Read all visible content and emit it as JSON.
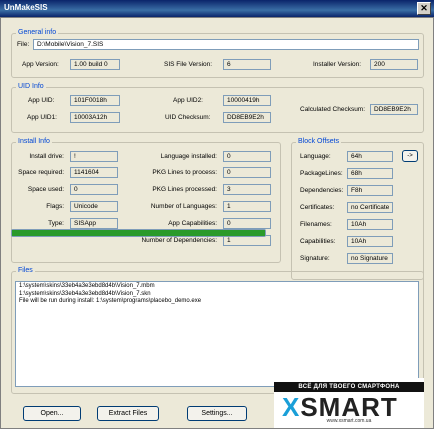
{
  "window": {
    "title": "UnMakeSIS"
  },
  "general": {
    "title": "General info",
    "file_label": "File:",
    "file_value": "D:\\Mobile\\Vision_7.SIS",
    "app_version_label": "App Version:",
    "app_version_value": "1.00 build 0",
    "sis_version_label": "SIS File Version:",
    "sis_version_value": "6",
    "installer_version_label": "Installer Version:",
    "installer_version_value": "200"
  },
  "uid": {
    "title": "UID Info",
    "app_uid_label": "App UID:",
    "app_uid_value": "101F0018h",
    "app_uid1_label": "App UID1:",
    "app_uid1_value": "10003A12h",
    "app_uid2_label": "App UID2:",
    "app_uid2_value": "10000419h",
    "uid_checksum_label": "UID Checksum:",
    "uid_checksum_value": "DD8EB9E2h",
    "calc_checksum_label": "Calculated Checksum:",
    "calc_checksum_value": "DD8EB9E2h"
  },
  "install": {
    "title": "Install Info",
    "install_drive_label": "Install drive:",
    "install_drive_value": "!",
    "space_required_label": "Space required:",
    "space_required_value": "1141604",
    "space_used_label": "Space used:",
    "space_used_value": "0",
    "flags_label": "Flags:",
    "flags_value": "Unicode",
    "type_label": "Type:",
    "type_value": "SISApp",
    "lang_installed_label": "Language installed:",
    "lang_installed_value": "0",
    "pkg_to_process_label": "PKG Lines to process:",
    "pkg_to_process_value": "0",
    "pkg_processed_label": "PKG Lines processed:",
    "pkg_processed_value": "3",
    "num_languages_label": "Number of Languages:",
    "num_languages_value": "1",
    "app_capabilities_label": "App Capabilities:",
    "app_capabilities_value": "0",
    "num_dependencies_label": "Number of Dependencies:",
    "num_dependencies_value": "1"
  },
  "block": {
    "title": "Block Offsets",
    "language_label": "Language:",
    "language_value": "64h",
    "arrow_button": "->",
    "package_lines_label": "PackageLines:",
    "package_lines_value": "68h",
    "dependencies_label": "Dependencies:",
    "dependencies_value": "F8h",
    "certificates_label": "Certificates:",
    "certificates_value": "no Certificate",
    "filenames_label": "Filenames:",
    "filenames_value": "10Ah",
    "capabilities_label": "Capabilities:",
    "capabilities_value": "10Ah",
    "signature_label": "Signature:",
    "signature_value": "no Signature"
  },
  "progress": {
    "fraction": 1.0
  },
  "files": {
    "title": "Files",
    "lines": [
      "1:\\system\\skins\\33eb4a3e3ebd8d4b\\Vision_7.mbm",
      "1:\\system\\skins\\33eb4a3e3ebd8d4b\\Vision_7.skn",
      "File will be run during install: 1:\\system\\programs\\placebo_demo.exe"
    ]
  },
  "buttons": {
    "open": "Open...",
    "extract": "Extract Files",
    "settings": "Settings..."
  },
  "watermark": {
    "banner": "ВСЁ ДЛЯ ТВОЕГО СМАРТФОНА",
    "logo_x": "X",
    "logo_rest": "SMART",
    "url": "www.xsmart.com.ua"
  }
}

:::

» **To be done**: Reproduce each entry precisely, dropping only the pictures.

» **The answer**:
Read all visible content and emit it as JSON.
{
  "window": {
    "title": "UnMakeSIS"
  },
  "general": {
    "title": "General info",
    "file_label": "File:",
    "file_value": "D:\\Mobile\\Vision_7.SIS",
    "app_version_label": "App Version:",
    "app_version_value": "1.00 build 0",
    "sis_version_label": "SIS File Version:",
    "sis_version_value": "6",
    "installer_version_label": "Installer Version:",
    "installer_version_value": "200"
  },
  "uid": {
    "title": "UID Info",
    "app_uid_label": "App UID:",
    "app_uid_value": "101F0018h",
    "app_uid1_label": "App UID1:",
    "app_uid1_value": "10003A12h",
    "app_uid2_label": "App UID2:",
    "app_uid2_value": "10000419h",
    "uid_checksum_label": "UID Checksum:",
    "uid_checksum_value": "DD8EB9E2h",
    "calc_checksum_label": "Calculated Checksum:",
    "calc_checksum_value": "DD8EB9E2h"
  },
  "install": {
    "title": "Install Info",
    "install_drive_label": "Install drive:",
    "install_drive_value": "!",
    "space_required_label": "Space required:",
    "space_required_value": "1141604",
    "space_used_label": "Space used:",
    "space_used_value": "0",
    "flags_label": "Flags:",
    "flags_value": "Unicode",
    "type_label": "Type:",
    "type_value": "SISApp",
    "lang_installed_label": "Language installed:",
    "lang_installed_value": "0",
    "pkg_to_process_label": "PKG Lines to process:",
    "pkg_to_process_value": "0",
    "pkg_processed_label": "PKG Lines processed:",
    "pkg_processed_value": "3",
    "num_languages_label": "Number of Languages:",
    "num_languages_value": "1",
    "app_capabilities_label": "App Capabilities:",
    "app_capabilities_value": "0",
    "num_dependencies_label": "Number of Dependencies:",
    "num_dependencies_value": "1"
  },
  "block": {
    "title": "Block Offsets",
    "language_label": "Language:",
    "language_value": "64h",
    "arrow_button": "->",
    "package_lines_label": "PackageLines:",
    "package_lines_value": "68h",
    "dependencies_label": "Dependencies:",
    "dependencies_value": "F8h",
    "certificates_label": "Certificates:",
    "certificates_value": "no Certificate",
    "filenames_label": "Filenames:",
    "filenames_value": "10Ah",
    "capabilities_label": "Capabilities:",
    "capabilities_value": "10Ah",
    "signature_label": "Signature:",
    "signature_value": "no Signature"
  },
  "progress": {
    "fraction": 1.0
  },
  "files": {
    "title": "Files",
    "lines": [
      "1:\\system\\skins\\33eb4a3e3ebd8d4b\\Vision_7.mbm",
      "1:\\system\\skins\\33eb4a3e3ebd8d4b\\Vision_7.skn",
      "File will be run during install: 1:\\system\\programs\\placebo_demo.exe"
    ]
  },
  "buttons": {
    "open": "Open...",
    "extract": "Extract Files",
    "settings": "Settings..."
  },
  "watermark": {
    "banner": "ВСЁ ДЛЯ ТВОЕГО СМАРТФОНА",
    "logo_x": "X",
    "logo_rest": "SMART",
    "url": "www.xsmart.com.ua"
  }
}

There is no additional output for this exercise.